DOCUMENT SECTION |
Out Now!

Friday, 21 October 2016

Bring back the Picture House!

I’m always getting stick for failing to use the word cinema. I was brought up in a world of ‘picture houses,’ which, to me, is a clear and understandable concept. What’s with this Johnny- come-lately, this French import—cinema—an abbreviation of cinematographe? In our new glorious post-brexit age it’s time we began to cherish Imperial Measures and Picture Houses.
                                                              The Astoria




                                                                  The Paramount
                                                                      The Palace 
                                               The prosaically named Walton Picture House
                                                           Astoria at night

                                                                  The Carlton 

Above are some of the Liverpool ‘picture houses’ I went to as a child. Pure dream factories. But in Monmouth, I live close to a gem, a ‘picture-house’ of faded grandeur and steeped in history.


It was built on the foundations of an old coaching house, The Bell Inn. Known as The Assembly Rooms (very Bath and Jane Austen) it was granted an entertainment licences in 1832.

In 1850 it became The Theatre Royal, briefly doubling up as the town’s Corn Exchange before morphing into a roller skating rink at the end of the C19th.  The C20th saw big changes. In 1910, as Monmouth’s first cinema, it became…wait for it….the ‘Living Picture Palace and Rinkeries.’ Rolls of the tongue, but the Edwardian flourishes didn’t last long. In 1912 it became ‘The Palace’, later the ‘Scala’ and ending up as the ‘Regent.’

In 1928, after extensive refurbishment it reopened, aptly renamed, ‘The New Picture House,’ and in 1930 showed the very latest ‘talking pictures.’ Monmouth was agog.

Like all good things it fell victim to the curse of the ‘modern’ in the 1960’s, stopped showing films, and re-opened as a Bingo Hall, closing again in 1983.

But Monmouth is the town of happy endings. Now known as the Savoy, it was leased to the Monmouth Savoy Trust, local volunteers and enthusiasts who run it as a going concern for the people of Monmouth. It enjoys no public funding and costs £50,000 a year to run.

In 2004 the Heritage Lottery Fund contributed to renovating a faded interior, restoring the famous red velvet curtains, the incredible gilded plasterwork and glass chandeliers. As a Lancastrian, it’s a joy to sit back and enjoy the Lancastrian Rose, and the Lancastrian portcullises of Beaufort à all the fruits of living in a Lancastrian town, the birthplace of Henry Vth. My wife, coming from Yorkshire is less enamoured.

GIVEN MATERIAL |

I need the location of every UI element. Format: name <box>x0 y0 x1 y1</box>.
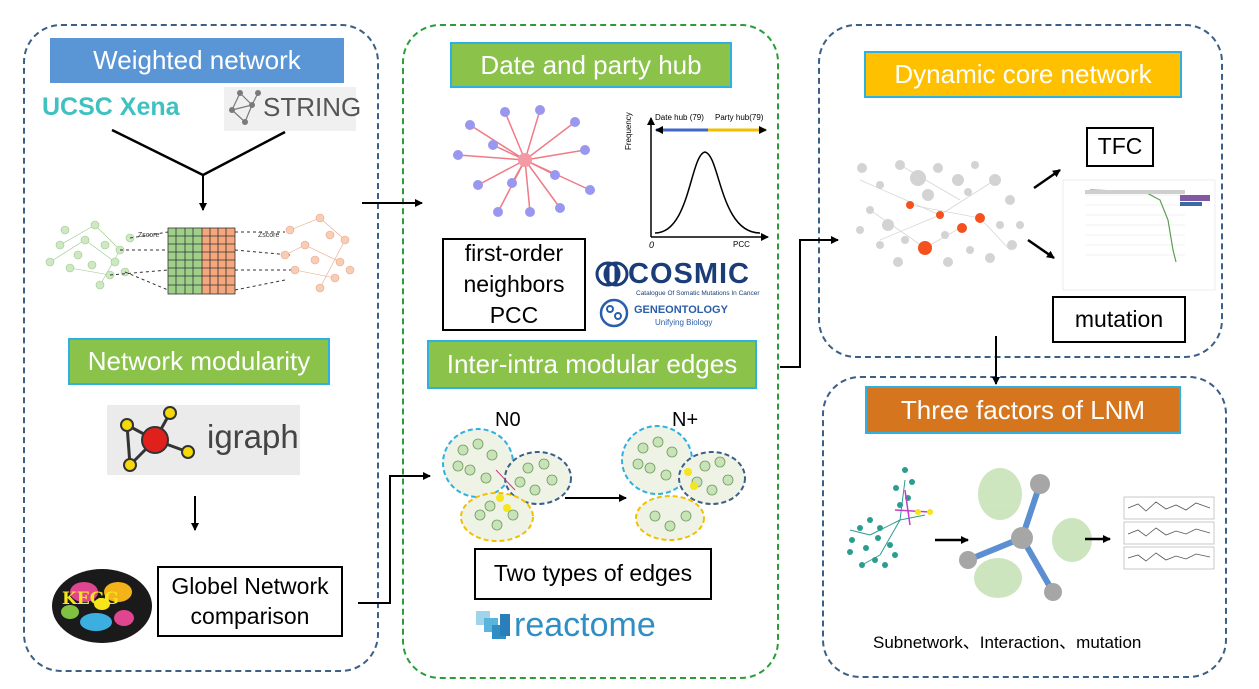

SET OF TASKS |
**A)** Using the blog post about Monmouth's old picture house, say whether each statement agrees with it, answering yes or no and quoting the words that decide it: (i) the building got an entertainment license in 1832; (ii) the Savoy is supported by public funding; (iii) the building showed talking pictures in 1930.
**B)** Sum up the blog post about Monmouth's old picture house in two sentences.
**C)** Reproduce the part of the blog post about Monmouth's old picture house between "Like all good" and "year to run.", inclusive.

RESPONSES BY TASK |
**A)**
(i) Yes: "it was granted an entertainment licences in 1832."
(ii) No: "It enjoys no public funding and costs £50,000 a year to run."
(iii) Yes: "in 1930 showed the very latest ‘talking pictures.’"

**B)** The writer grew up going to Liverpool's "picture houses," prefers that term to "cinema," and now lives near a historic one in Monmouth. Built on the foundations of an old coaching house, the building has been assembly rooms, a theatre, a roller skating rink, a cinema and a bingo hall, and it is now the Savoy, run without public funding by a trust of local volunteers and renovated in 2004 with help from the Heritage Lottery Fund.

**C)**
Like all good things it fell victim to the curse of the ‘modern’ in the 1960’s, stopped showing films, and re-opened as a Bingo Hall, closing again in 1983.

But Monmouth is the town of happy endings. Now known as the Savoy, it was leased to the Monmouth Savoy Trust, local volunteers and enthusiasts who run it as a going concern for the people of Monmouth. It enjoys no public funding and costs £50,000 a year to run.